● **Problem to work on**
Leave out any picture and return the remaining listing below exactly as given.

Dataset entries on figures
================================
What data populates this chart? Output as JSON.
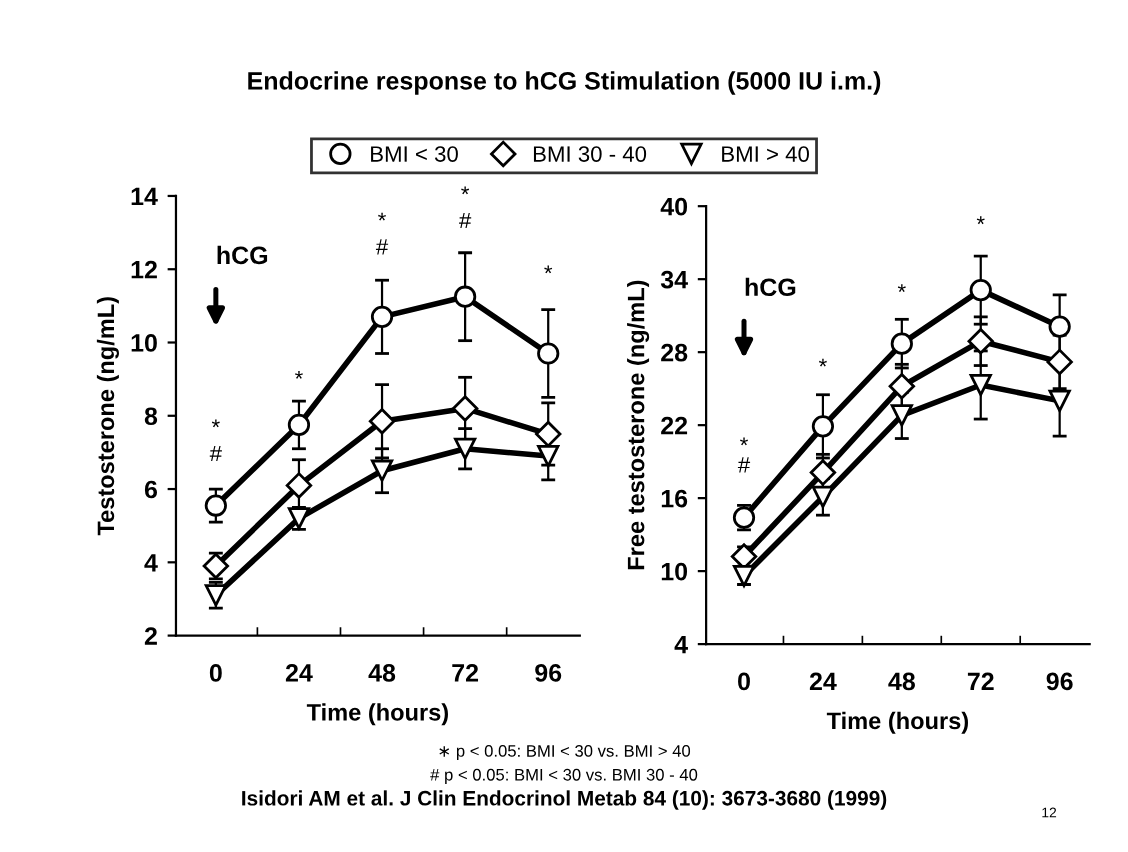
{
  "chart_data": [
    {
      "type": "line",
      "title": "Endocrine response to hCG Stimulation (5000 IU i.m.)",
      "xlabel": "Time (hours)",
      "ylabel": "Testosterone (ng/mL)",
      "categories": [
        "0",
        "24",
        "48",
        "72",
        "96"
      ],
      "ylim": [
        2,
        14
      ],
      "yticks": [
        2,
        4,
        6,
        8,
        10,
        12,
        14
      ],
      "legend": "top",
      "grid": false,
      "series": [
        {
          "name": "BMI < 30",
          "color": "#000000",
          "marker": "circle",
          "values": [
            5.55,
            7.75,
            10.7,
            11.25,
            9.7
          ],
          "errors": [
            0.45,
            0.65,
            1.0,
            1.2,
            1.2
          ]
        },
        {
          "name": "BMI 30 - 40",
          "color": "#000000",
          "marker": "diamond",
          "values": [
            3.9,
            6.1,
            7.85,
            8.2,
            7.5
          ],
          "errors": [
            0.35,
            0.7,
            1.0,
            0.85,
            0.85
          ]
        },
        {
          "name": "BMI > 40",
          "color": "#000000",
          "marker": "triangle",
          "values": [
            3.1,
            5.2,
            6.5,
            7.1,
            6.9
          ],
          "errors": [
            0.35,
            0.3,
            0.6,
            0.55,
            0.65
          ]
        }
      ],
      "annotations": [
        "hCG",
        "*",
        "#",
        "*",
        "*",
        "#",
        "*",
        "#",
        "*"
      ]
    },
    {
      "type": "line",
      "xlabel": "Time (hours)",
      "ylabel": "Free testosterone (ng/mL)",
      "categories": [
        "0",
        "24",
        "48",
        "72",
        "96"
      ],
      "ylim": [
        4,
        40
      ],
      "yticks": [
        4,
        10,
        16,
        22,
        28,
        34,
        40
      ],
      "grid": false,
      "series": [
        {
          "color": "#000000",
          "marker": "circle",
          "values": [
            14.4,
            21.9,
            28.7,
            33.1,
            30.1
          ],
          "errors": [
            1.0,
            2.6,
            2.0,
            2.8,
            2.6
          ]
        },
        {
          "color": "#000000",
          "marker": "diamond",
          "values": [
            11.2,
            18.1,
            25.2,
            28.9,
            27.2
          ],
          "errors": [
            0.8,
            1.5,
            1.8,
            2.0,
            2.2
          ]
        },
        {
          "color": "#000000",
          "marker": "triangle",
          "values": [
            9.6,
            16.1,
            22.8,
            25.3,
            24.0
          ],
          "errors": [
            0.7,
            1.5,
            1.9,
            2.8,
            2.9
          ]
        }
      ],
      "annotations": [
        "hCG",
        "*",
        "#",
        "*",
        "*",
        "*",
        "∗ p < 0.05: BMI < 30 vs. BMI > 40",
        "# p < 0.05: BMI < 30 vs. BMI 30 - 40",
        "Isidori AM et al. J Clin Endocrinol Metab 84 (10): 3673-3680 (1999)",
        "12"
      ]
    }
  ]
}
================================
● **Response to the task**
What data populates this chart? Output as JSON.
{
  "chart_data": [
    {
      "type": "line",
      "title": "Endocrine response to hCG Stimulation (5000 IU i.m.)",
      "xlabel": "Time (hours)",
      "ylabel": "Testosterone (ng/mL)",
      "categories": [
        "0",
        "24",
        "48",
        "72",
        "96"
      ],
      "ylim": [
        2,
        14
      ],
      "yticks": [
        2,
        4,
        6,
        8,
        10,
        12,
        14
      ],
      "legend": "top",
      "grid": false,
      "series": [
        {
          "name": "BMI < 30",
          "color": "#000000",
          "marker": "circle",
          "values": [
            5.55,
            7.75,
            10.7,
            11.25,
            9.7
          ],
          "errors": [
            0.45,
            0.65,
            1.0,
            1.2,
            1.2
          ]
        },
        {
          "name": "BMI 30 - 40",
          "color": "#000000",
          "marker": "diamond",
          "values": [
            3.9,
            6.1,
            7.85,
            8.2,
            7.5
          ],
          "errors": [
            0.35,
            0.7,
            1.0,
            0.85,
            0.85
          ]
        },
        {
          "name": "BMI > 40",
          "color": "#000000",
          "marker": "triangle",
          "values": [
            3.1,
            5.2,
            6.5,
            7.1,
            6.9
          ],
          "errors": [
            0.35,
            0.3,
            0.6,
            0.55,
            0.65
          ]
        }
      ],
      "annotations": [
        "hCG",
        "*",
        "#",
        "*",
        "*",
        "#",
        "*",
        "#",
        "*"
      ]
    },
    {
      "type": "line",
      "xlabel": "Time (hours)",
      "ylabel": "Free testosterone (ng/mL)",
      "categories": [
        "0",
        "24",
        "48",
        "72",
        "96"
      ],
      "ylim": [
        4,
        40
      ],
      "yticks": [
        4,
        10,
        16,
        22,
        28,
        34,
        40
      ],
      "grid": false,
      "series": [
        {
          "color": "#000000",
          "marker": "circle",
          "values": [
            14.4,
            21.9,
            28.7,
            33.1,
            30.1
          ],
          "errors": [
            1.0,
            2.6,
            2.0,
            2.8,
            2.6
          ]
        },
        {
          "color": "#000000",
          "marker": "diamond",
          "values": [
            11.2,
            18.1,
            25.2,
            28.9,
            27.2
          ],
          "errors": [
            0.8,
            1.5,
            1.8,
            2.0,
            2.2
          ]
        },
        {
          "color": "#000000",
          "marker": "triangle",
          "values": [
            9.6,
            16.1,
            22.8,
            25.3,
            24.0
          ],
          "errors": [
            0.7,
            1.5,
            1.9,
            2.8,
            2.9
          ]
        }
      ],
      "annotations": [
        "hCG",
        "*",
        "#",
        "*",
        "*",
        "*",
        "∗ p < 0.05: BMI < 30 vs. BMI > 40",
        "# p < 0.05: BMI < 30 vs. BMI 30 - 40",
        "Isidori AM et al. J Clin Endocrinol Metab 84 (10): 3673-3680 (1999)",
        "12"
      ]
    }
  ]
}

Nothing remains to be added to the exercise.